[Dataset records on visual material]
'''

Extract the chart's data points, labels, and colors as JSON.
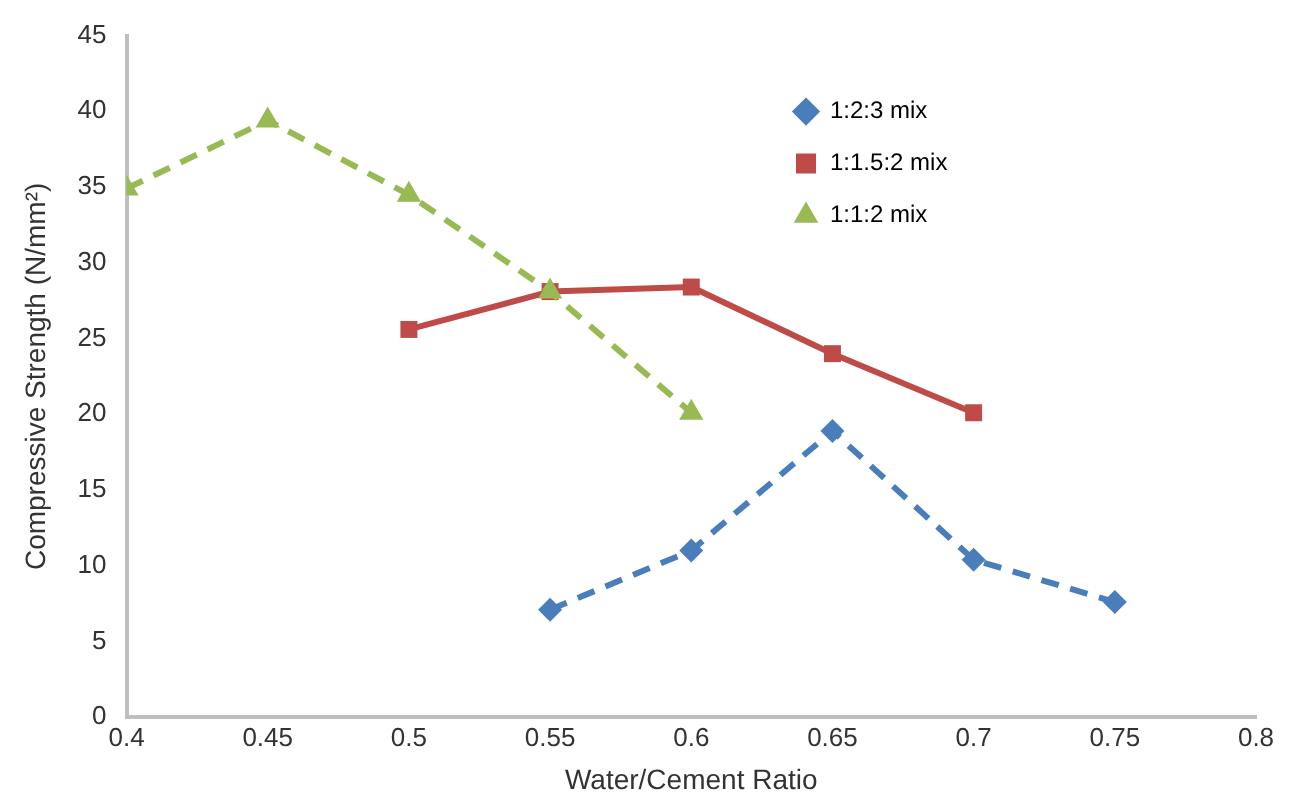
{
  "chart_data": {
    "type": "line",
    "xlabel": "Water/Cement Ratio",
    "ylabel": "Compressive Strength (N/mm²)",
    "xlim": [
      0.4,
      0.8
    ],
    "xticks": [
      0.4,
      0.45,
      0.5,
      0.55,
      0.6,
      0.65,
      0.7,
      0.75,
      0.8
    ],
    "ylim": [
      0,
      45
    ],
    "yticks": [
      0,
      5,
      10,
      15,
      20,
      25,
      30,
      35,
      40,
      45
    ],
    "grid": false,
    "legend": "top right",
    "series": [
      {
        "name": "1:2:3 mix",
        "color": "#4a7ebb",
        "marker": "diamond",
        "line_style": "dashed",
        "x": [
          0.55,
          0.6,
          0.65,
          0.7,
          0.75
        ],
        "values": [
          7.1,
          11,
          18.9,
          10.4,
          7.6
        ]
      },
      {
        "name": "1:1.5:2 mix",
        "color": "#be4b48",
        "marker": "square",
        "line_style": "solid",
        "x": [
          0.5,
          0.55,
          0.6,
          0.65,
          0.7
        ],
        "values": [
          25.6,
          28.1,
          28.4,
          24,
          20.1
        ]
      },
      {
        "name": "1:1:2 mix",
        "color": "#98b954",
        "marker": "triangle",
        "line_style": "dashed",
        "x": [
          0.4,
          0.45,
          0.5,
          0.55,
          0.6
        ],
        "values": [
          34.9,
          39.4,
          34.5,
          28.1,
          20.1
        ]
      }
    ]
  }
}
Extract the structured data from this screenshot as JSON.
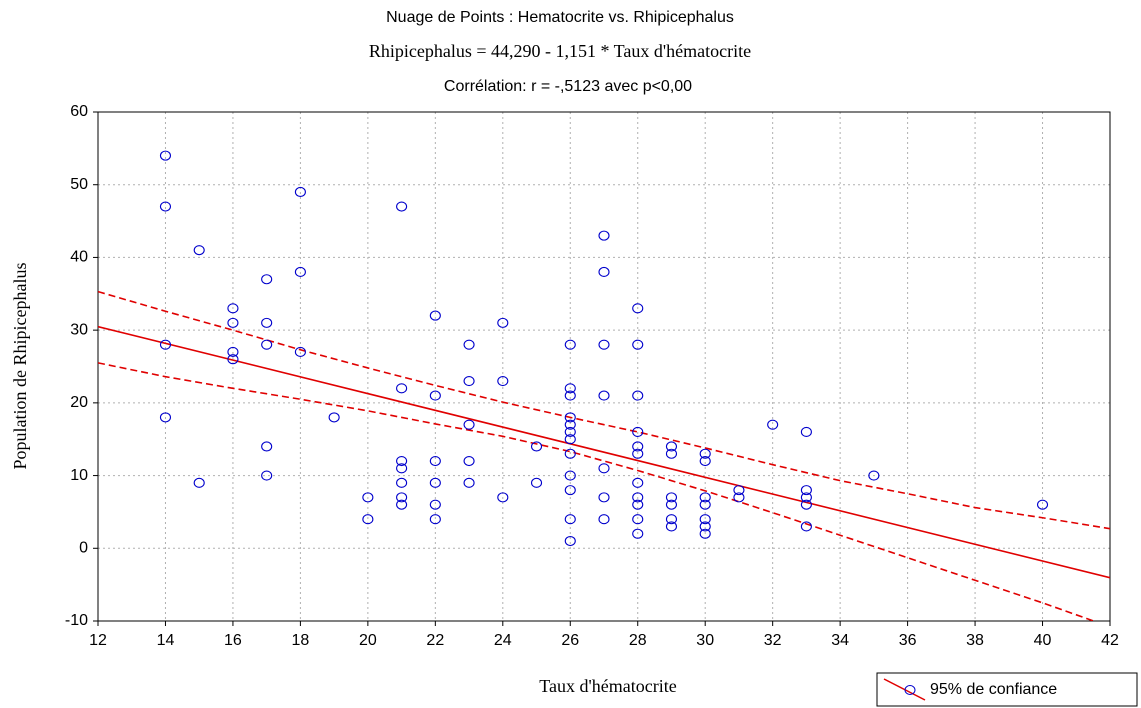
{
  "chart_data": {
    "type": "scatter",
    "title": "Nuage de Points : Hematocrite vs. Rhipicephalus",
    "subtitle": "Rhipicephalus = 44,290 - 1,151  * Taux d'hématocrite",
    "annotation": "Corrélation: r = -,5123 avec p<0,00",
    "xlabel": "Taux d'hématocrite",
    "ylabel": "Population de Rhipicephalus",
    "legend": "95% de confiance",
    "legend_position": "bottom-right",
    "grid": true,
    "xlim": [
      12,
      42
    ],
    "ylim": [
      -10,
      60
    ],
    "xticks": [
      12,
      14,
      16,
      18,
      20,
      22,
      24,
      26,
      28,
      30,
      32,
      34,
      36,
      38,
      40,
      42
    ],
    "yticks": [
      -10,
      0,
      10,
      20,
      30,
      40,
      50,
      60
    ],
    "point_color": "#0000cc",
    "line_color": "#e00000",
    "x": [
      14,
      14,
      14,
      14,
      15,
      15,
      16,
      16,
      16,
      16,
      17,
      17,
      17,
      17,
      17,
      18,
      18,
      18,
      19,
      20,
      20,
      21,
      21,
      21,
      21,
      21,
      21,
      21,
      22,
      22,
      22,
      22,
      22,
      22,
      23,
      23,
      23,
      23,
      23,
      24,
      24,
      24,
      25,
      25,
      26,
      26,
      26,
      26,
      26,
      26,
      26,
      26,
      26,
      26,
      26,
      26,
      27,
      27,
      27,
      27,
      27,
      27,
      27,
      28,
      28,
      28,
      28,
      28,
      28,
      28,
      28,
      28,
      28,
      28,
      29,
      29,
      29,
      29,
      29,
      29,
      30,
      30,
      30,
      30,
      30,
      30,
      30,
      31,
      31,
      32,
      33,
      33,
      33,
      33,
      33,
      35,
      40
    ],
    "values": [
      54,
      47,
      28,
      18,
      41,
      9,
      33,
      31,
      27,
      26,
      37,
      31,
      28,
      14,
      10,
      49,
      38,
      27,
      18,
      7,
      4,
      47,
      22,
      12,
      11,
      9,
      7,
      6,
      32,
      21,
      12,
      9,
      6,
      4,
      28,
      23,
      17,
      12,
      9,
      31,
      23,
      7,
      14,
      9,
      28,
      22,
      21,
      18,
      17,
      16,
      15,
      13,
      10,
      8,
      4,
      1,
      43,
      38,
      28,
      21,
      11,
      7,
      4,
      33,
      28,
      21,
      16,
      14,
      13,
      9,
      7,
      6,
      4,
      2,
      14,
      13,
      7,
      6,
      4,
      3,
      13,
      12,
      7,
      6,
      4,
      3,
      2,
      8,
      7,
      17,
      16,
      8,
      7,
      6,
      3,
      10,
      6
    ],
    "fit": {
      "x": [
        12,
        42
      ],
      "values": [
        30.48,
        -4.05
      ]
    },
    "upper": {
      "x": [
        12,
        14,
        16,
        18,
        20,
        22,
        24,
        26,
        28,
        30,
        32,
        34,
        36,
        38,
        40,
        42
      ],
      "values": [
        35.3,
        32.6,
        30,
        27.3,
        24.8,
        22.4,
        20.1,
        18,
        16,
        13.8,
        11.5,
        9.3,
        7.5,
        5.6,
        4.2,
        2.7
      ]
    },
    "lower": {
      "x": [
        12,
        14,
        16,
        18,
        20,
        22,
        24,
        26,
        28,
        30,
        32,
        34,
        36,
        38,
        40,
        42
      ],
      "values": [
        25.5,
        23.6,
        22,
        20.5,
        18.9,
        17.1,
        15.4,
        13.3,
        10.7,
        7.9,
        4.9,
        1.8,
        -1.3,
        -4.4,
        -7.5,
        -10.8
      ]
    }
  }
}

'''

■ TASK TO CARRY OUT: All of the data needs repeating exactly, but the pictures do not.

■ FINAL ANSWER:
Extract the chart's data points, labels, and colors as JSON.
{
  "chart_data": {
    "type": "line",
    "xlabel": "Water/Cement Ratio",
    "ylabel": "Compressive Strength (N/mm²)",
    "xlim": [
      0.4,
      0.8
    ],
    "xticks": [
      0.4,
      0.45,
      0.5,
      0.55,
      0.6,
      0.65,
      0.7,
      0.75,
      0.8
    ],
    "ylim": [
      0,
      45
    ],
    "yticks": [
      0,
      5,
      10,
      15,
      20,
      25,
      30,
      35,
      40,
      45
    ],
    "grid": false,
    "legend": "top right",
    "series": [
      {
        "name": "1:2:3 mix",
        "color": "#4a7ebb",
        "marker": "diamond",
        "line_style": "dashed",
        "x": [
          0.55,
          0.6,
          0.65,
          0.7,
          0.75
        ],
        "values": [
          7.1,
          11,
          18.9,
          10.4,
          7.6
        ]
      },
      {
        "name": "1:1.5:2 mix",
        "color": "#be4b48",
        "marker": "square",
        "line_style": "solid",
        "x": [
          0.5,
          0.55,
          0.6,
          0.65,
          0.7
        ],
        "values": [
          25.6,
          28.1,
          28.4,
          24,
          20.1
        ]
      },
      {
        "name": "1:1:2 mix",
        "color": "#98b954",
        "marker": "triangle",
        "line_style": "dashed",
        "x": [
          0.4,
          0.45,
          0.5,
          0.55,
          0.6
        ],
        "values": [
          34.9,
          39.4,
          34.5,
          28.1,
          20.1
        ]
      }
    ]
  }
}
Extract the structured data from this screenshot as JSON.
{
  "chart_data": {
    "type": "scatter",
    "title": "Nuage de Points : Hematocrite vs. Rhipicephalus",
    "subtitle": "Rhipicephalus = 44,290 - 1,151  * Taux d'hématocrite",
    "annotation": "Corrélation: r = -,5123 avec p<0,00",
    "xlabel": "Taux d'hématocrite",
    "ylabel": "Population de Rhipicephalus",
    "legend": "95% de confiance",
    "legend_position": "bottom-right",
    "grid": true,
    "xlim": [
      12,
      42
    ],
    "ylim": [
      -10,
      60
    ],
    "xticks": [
      12,
      14,
      16,
      18,
      20,
      22,
      24,
      26,
      28,
      30,
      32,
      34,
      36,
      38,
      40,
      42
    ],
    "yticks": [
      -10,
      0,
      10,
      20,
      30,
      40,
      50,
      60
    ],
    "point_color": "#0000cc",
    "line_color": "#e00000",
    "x": [
      14,
      14,
      14,
      14,
      15,
      15,
      16,
      16,
      16,
      16,
      17,
      17,
      17,
      17,
      17,
      18,
      18,
      18,
      19,
      20,
      20,
      21,
      21,
      21,
      21,
      21,
      21,
      21,
      22,
      22,
      22,
      22,
      22,
      22,
      23,
      23,
      23,
      23,
      23,
      24,
      24,
      24,
      25,
      25,
      26,
      26,
      26,
      26,
      26,
      26,
      26,
      26,
      26,
      26,
      26,
      26,
      27,
      27,
      27,
      27,
      27,
      27,
      27,
      28,
      28,
      28,
      28,
      28,
      28,
      28,
      28,
      28,
      28,
      28,
      29,
      29,
      29,
      29,
      29,
      29,
      30,
      30,
      30,
      30,
      30,
      30,
      30,
      31,
      31,
      32,
      33,
      33,
      33,
      33,
      33,
      35,
      40
    ],
    "values": [
      54,
      47,
      28,
      18,
      41,
      9,
      33,
      31,
      27,
      26,
      37,
      31,
      28,
      14,
      10,
      49,
      38,
      27,
      18,
      7,
      4,
      47,
      22,
      12,
      11,
      9,
      7,
      6,
      32,
      21,
      12,
      9,
      6,
      4,
      28,
      23,
      17,
      12,
      9,
      31,
      23,
      7,
      14,
      9,
      28,
      22,
      21,
      18,
      17,
      16,
      15,
      13,
      10,
      8,
      4,
      1,
      43,
      38,
      28,
      21,
      11,
      7,
      4,
      33,
      28,
      21,
      16,
      14,
      13,
      9,
      7,
      6,
      4,
      2,
      14,
      13,
      7,
      6,
      4,
      3,
      13,
      12,
      7,
      6,
      4,
      3,
      2,
      8,
      7,
      17,
      16,
      8,
      7,
      6,
      3,
      10,
      6
    ],
    "fit": {
      "x": [
        12,
        42
      ],
      "values": [
        30.48,
        -4.05
      ]
    },
    "upper": {
      "x": [
        12,
        14,
        16,
        18,
        20,
        22,
        24,
        26,
        28,
        30,
        32,
        34,
        36,
        38,
        40,
        42
      ],
      "values": [
        35.3,
        32.6,
        30,
        27.3,
        24.8,
        22.4,
        20.1,
        18,
        16,
        13.8,
        11.5,
        9.3,
        7.5,
        5.6,
        4.2,
        2.7
      ]
    },
    "lower": {
      "x": [
        12,
        14,
        16,
        18,
        20,
        22,
        24,
        26,
        28,
        30,
        32,
        34,
        36,
        38,
        40,
        42
      ],
      "values": [
        25.5,
        23.6,
        22,
        20.5,
        18.9,
        17.1,
        15.4,
        13.3,
        10.7,
        7.9,
        4.9,
        1.8,
        -1.3,
        -4.4,
        -7.5,
        -10.8
      ]
    }
  }
}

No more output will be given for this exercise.